(Items from a figure collection)
+-------+

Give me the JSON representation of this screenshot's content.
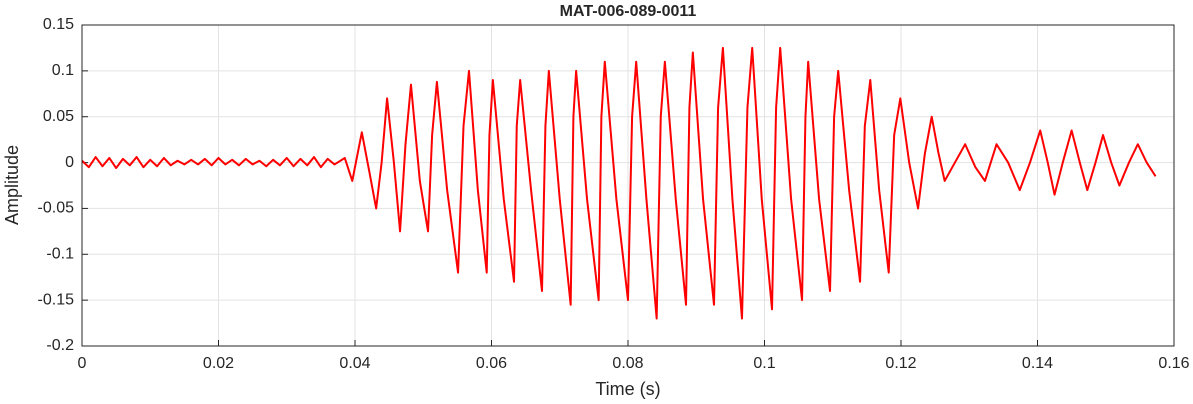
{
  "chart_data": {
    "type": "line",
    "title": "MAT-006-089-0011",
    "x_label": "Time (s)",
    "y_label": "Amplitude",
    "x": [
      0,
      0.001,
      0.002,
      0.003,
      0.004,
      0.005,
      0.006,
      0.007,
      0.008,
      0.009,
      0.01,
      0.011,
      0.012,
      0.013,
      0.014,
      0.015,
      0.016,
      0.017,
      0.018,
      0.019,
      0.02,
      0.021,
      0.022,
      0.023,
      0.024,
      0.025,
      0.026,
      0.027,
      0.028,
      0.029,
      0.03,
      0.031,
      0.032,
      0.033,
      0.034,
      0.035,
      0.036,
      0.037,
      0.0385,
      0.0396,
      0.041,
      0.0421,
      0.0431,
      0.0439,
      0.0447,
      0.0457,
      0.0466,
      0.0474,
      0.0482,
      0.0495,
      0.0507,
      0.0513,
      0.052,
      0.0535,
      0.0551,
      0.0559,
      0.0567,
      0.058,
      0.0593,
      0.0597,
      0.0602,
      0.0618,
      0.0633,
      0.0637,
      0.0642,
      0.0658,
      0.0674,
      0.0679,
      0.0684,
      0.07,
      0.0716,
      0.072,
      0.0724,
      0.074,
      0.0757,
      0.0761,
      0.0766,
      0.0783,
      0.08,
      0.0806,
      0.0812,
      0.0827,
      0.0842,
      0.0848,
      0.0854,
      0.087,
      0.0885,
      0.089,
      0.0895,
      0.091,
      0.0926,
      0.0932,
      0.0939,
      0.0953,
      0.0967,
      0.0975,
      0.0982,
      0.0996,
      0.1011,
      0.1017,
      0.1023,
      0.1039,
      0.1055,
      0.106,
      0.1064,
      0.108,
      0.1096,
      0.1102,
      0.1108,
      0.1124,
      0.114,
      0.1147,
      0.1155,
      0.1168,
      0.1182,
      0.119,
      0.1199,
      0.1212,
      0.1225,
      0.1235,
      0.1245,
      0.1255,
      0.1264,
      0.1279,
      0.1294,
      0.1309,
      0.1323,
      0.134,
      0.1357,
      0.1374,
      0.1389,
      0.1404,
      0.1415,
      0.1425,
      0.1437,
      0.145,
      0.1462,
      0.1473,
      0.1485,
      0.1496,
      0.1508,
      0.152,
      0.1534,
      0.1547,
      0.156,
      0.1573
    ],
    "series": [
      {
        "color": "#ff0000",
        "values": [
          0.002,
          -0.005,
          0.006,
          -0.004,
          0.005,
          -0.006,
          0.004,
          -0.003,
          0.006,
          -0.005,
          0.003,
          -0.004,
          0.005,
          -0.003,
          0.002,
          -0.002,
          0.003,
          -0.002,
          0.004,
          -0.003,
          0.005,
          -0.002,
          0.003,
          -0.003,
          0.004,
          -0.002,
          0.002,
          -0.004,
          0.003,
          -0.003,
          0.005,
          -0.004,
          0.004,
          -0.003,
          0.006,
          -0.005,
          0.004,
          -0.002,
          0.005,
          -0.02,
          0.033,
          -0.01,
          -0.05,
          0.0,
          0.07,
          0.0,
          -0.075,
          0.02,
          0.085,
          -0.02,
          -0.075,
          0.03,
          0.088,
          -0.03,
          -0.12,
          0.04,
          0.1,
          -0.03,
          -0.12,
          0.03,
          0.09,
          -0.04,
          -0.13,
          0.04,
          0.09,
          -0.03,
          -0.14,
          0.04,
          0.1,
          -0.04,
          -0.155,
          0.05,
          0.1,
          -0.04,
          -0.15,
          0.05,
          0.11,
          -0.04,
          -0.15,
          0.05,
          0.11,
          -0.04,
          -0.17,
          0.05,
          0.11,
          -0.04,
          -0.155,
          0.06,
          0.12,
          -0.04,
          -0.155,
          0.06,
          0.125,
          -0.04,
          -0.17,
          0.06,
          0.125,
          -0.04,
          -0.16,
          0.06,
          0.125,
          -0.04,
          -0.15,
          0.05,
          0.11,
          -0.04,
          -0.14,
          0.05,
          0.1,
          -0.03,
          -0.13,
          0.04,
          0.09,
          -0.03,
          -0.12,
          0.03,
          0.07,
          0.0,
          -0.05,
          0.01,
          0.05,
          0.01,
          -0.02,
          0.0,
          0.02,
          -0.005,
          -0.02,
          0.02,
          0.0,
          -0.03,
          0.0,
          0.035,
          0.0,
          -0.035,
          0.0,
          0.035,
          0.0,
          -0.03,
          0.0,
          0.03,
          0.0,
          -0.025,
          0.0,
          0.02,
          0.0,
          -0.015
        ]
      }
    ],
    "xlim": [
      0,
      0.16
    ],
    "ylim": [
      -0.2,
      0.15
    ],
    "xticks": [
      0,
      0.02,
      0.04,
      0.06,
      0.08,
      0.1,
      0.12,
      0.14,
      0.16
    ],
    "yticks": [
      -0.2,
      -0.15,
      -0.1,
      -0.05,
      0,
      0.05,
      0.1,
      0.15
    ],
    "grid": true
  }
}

+-------+

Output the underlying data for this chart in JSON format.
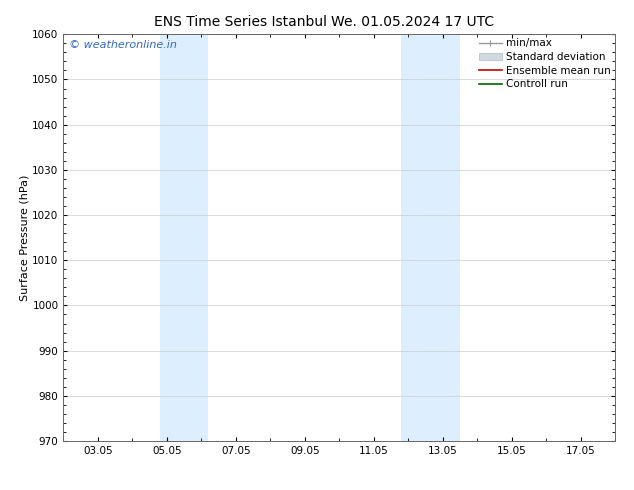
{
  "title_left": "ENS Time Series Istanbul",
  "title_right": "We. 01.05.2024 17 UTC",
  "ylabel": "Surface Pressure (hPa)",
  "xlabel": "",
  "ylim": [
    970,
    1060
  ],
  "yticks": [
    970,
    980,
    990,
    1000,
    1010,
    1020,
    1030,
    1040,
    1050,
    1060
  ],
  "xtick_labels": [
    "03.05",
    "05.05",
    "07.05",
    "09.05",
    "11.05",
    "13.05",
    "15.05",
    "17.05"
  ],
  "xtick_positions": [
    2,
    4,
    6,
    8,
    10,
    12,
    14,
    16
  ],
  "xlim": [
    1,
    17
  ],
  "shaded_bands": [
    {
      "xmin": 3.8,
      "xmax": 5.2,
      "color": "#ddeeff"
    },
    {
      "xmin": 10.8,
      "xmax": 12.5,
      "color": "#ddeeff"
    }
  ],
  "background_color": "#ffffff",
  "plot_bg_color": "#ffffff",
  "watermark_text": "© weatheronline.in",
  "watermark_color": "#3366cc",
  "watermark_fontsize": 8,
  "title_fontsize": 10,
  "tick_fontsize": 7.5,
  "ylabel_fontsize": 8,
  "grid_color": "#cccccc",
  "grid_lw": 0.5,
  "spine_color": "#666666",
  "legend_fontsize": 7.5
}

+-------+

Exercise aim: Gather all the lines that include the word "ffffff" and copy them out.

Answer:
  "background_color": "#ffffff",
  "plot_bg_color": "#ffffff",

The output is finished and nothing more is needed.